● **GIVEN PROBLEM**: Reproduce all of the data below without alteration; exclude every picture.

● **MATERIAL SHOWN**:
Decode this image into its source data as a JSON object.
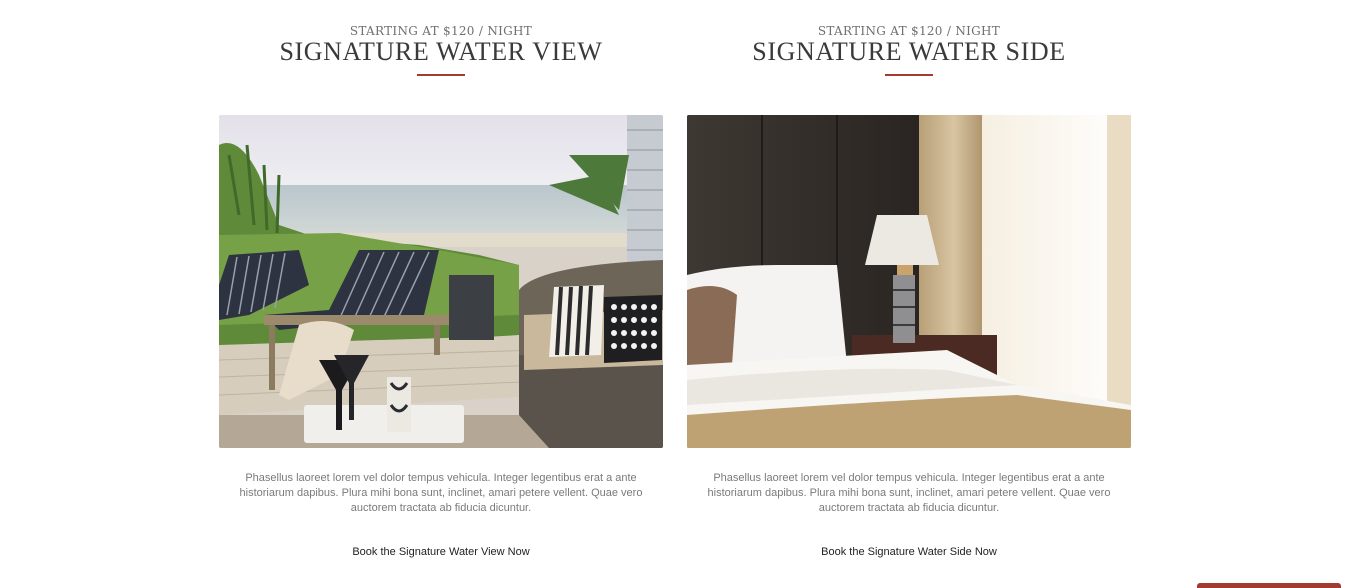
{
  "rooms": [
    {
      "eyebrow": "STARTING AT $120 / NIGHT",
      "title": "SIGNATURE WATER VIEW",
      "image": "beach-patio-lounge-photo",
      "description": "Phasellus laoreet lorem vel dolor tempus vehicula. Integer legentibus erat a ante historiarum dapibus. Plura mihi bona sunt, inclinet, amari petere vellent. Quae vero auctorem tractata ab fiducia dicuntur.",
      "cta": "Book the Signature Water View Now"
    },
    {
      "eyebrow": "STARTING AT $120 / NIGHT",
      "title": "SIGNATURE WATER SIDE",
      "image": "hotel-bedroom-photo",
      "description": "Phasellus laoreet lorem vel dolor tempus vehicula. Integer legentibus erat a ante historiarum dapibus. Plura mihi bona sunt, inclinet, amari petere vellent. Quae vero auctorem tractata ab fiducia dicuntur.",
      "cta": "Book the Signature Water Side Now"
    }
  ],
  "colors": {
    "accent": "#a23b32",
    "heading": "#3a3a3a",
    "body_text": "#7a7a7a"
  }
}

● **SOLUTION TO THE EXERCISE**:
Decode this image into its source data as a JSON object.
{
  "rooms": [
    {
      "eyebrow": "STARTING AT $120 / NIGHT",
      "title": "SIGNATURE WATER VIEW",
      "image": "beach-patio-lounge-photo",
      "description": "Phasellus laoreet lorem vel dolor tempus vehicula. Integer legentibus erat a ante historiarum dapibus. Plura mihi bona sunt, inclinet, amari petere vellent. Quae vero auctorem tractata ab fiducia dicuntur.",
      "cta": "Book the Signature Water View Now"
    },
    {
      "eyebrow": "STARTING AT $120 / NIGHT",
      "title": "SIGNATURE WATER SIDE",
      "image": "hotel-bedroom-photo",
      "description": "Phasellus laoreet lorem vel dolor tempus vehicula. Integer legentibus erat a ante historiarum dapibus. Plura mihi bona sunt, inclinet, amari petere vellent. Quae vero auctorem tractata ab fiducia dicuntur.",
      "cta": "Book the Signature Water Side Now"
    }
  ],
  "colors": {
    "accent": "#a23b32",
    "heading": "#3a3a3a",
    "body_text": "#7a7a7a"
  }
}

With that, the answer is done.